**Provided records**:

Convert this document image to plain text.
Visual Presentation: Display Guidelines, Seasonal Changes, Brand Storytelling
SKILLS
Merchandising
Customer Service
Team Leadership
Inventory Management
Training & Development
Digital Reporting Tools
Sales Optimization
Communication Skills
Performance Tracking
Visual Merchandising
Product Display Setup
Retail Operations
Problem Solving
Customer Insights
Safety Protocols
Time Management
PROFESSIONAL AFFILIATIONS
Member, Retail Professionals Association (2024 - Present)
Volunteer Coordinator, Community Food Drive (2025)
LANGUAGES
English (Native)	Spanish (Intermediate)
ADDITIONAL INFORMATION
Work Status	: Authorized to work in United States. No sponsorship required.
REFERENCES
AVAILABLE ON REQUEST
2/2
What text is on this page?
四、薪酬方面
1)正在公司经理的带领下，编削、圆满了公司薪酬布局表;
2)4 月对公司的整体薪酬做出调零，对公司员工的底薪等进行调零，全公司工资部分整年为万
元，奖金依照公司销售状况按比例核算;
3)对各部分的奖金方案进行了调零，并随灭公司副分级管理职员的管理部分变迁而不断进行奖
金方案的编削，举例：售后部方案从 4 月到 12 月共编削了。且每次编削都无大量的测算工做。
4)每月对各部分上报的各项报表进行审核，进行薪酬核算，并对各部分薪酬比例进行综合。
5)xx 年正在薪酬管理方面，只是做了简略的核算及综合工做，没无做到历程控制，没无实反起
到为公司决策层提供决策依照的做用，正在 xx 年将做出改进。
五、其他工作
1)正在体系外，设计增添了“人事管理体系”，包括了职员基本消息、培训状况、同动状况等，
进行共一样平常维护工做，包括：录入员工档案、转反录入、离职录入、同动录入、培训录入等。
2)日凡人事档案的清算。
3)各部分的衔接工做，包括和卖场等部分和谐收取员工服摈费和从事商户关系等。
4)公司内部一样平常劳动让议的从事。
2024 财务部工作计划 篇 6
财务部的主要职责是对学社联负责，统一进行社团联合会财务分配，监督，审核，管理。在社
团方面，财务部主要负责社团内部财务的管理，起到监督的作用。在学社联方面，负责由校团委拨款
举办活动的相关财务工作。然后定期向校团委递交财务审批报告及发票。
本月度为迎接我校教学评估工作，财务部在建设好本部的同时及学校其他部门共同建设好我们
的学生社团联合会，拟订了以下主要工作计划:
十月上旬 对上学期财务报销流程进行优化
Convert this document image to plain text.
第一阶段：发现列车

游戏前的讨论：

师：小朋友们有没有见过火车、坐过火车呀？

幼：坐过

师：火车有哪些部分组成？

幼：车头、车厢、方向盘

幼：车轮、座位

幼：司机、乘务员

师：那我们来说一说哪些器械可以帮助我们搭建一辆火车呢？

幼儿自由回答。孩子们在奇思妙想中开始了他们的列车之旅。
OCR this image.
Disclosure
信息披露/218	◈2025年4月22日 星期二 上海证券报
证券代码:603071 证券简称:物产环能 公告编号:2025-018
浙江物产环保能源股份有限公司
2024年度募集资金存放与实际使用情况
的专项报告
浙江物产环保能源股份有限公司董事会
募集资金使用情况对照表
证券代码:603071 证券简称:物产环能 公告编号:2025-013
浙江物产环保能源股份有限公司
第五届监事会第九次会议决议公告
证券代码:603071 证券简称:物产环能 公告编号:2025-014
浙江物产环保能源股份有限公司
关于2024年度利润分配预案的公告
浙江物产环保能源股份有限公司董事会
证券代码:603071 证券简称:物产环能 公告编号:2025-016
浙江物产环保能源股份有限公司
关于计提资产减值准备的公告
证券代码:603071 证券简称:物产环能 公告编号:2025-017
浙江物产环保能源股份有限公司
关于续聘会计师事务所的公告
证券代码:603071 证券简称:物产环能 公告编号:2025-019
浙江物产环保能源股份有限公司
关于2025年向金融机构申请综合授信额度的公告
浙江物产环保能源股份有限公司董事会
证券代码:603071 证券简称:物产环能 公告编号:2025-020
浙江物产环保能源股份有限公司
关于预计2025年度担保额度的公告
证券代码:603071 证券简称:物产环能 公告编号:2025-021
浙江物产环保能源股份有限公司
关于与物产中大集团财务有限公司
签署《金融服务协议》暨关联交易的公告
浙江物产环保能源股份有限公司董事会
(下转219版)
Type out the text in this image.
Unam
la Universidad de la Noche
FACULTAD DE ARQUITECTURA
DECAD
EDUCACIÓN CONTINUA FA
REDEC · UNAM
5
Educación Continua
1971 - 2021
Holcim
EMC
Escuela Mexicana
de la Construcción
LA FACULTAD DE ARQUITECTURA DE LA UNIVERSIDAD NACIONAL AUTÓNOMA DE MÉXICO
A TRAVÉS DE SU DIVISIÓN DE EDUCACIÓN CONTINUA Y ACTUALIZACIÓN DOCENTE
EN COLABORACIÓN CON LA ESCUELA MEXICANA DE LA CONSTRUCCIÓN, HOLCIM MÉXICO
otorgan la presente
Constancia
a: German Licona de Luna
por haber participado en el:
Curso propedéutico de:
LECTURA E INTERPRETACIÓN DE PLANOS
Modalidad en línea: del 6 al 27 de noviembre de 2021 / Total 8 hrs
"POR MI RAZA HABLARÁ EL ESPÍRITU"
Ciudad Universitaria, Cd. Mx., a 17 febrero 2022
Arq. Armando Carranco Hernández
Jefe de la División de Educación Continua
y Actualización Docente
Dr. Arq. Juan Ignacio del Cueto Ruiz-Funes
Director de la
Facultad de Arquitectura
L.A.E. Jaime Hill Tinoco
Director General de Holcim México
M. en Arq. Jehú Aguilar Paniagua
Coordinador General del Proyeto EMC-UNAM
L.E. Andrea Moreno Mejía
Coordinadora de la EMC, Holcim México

**Written instruction**:
Locate the word "Management" in the records above, and return each line that has it.

**Output of the task**:
Inventory Management
Time Management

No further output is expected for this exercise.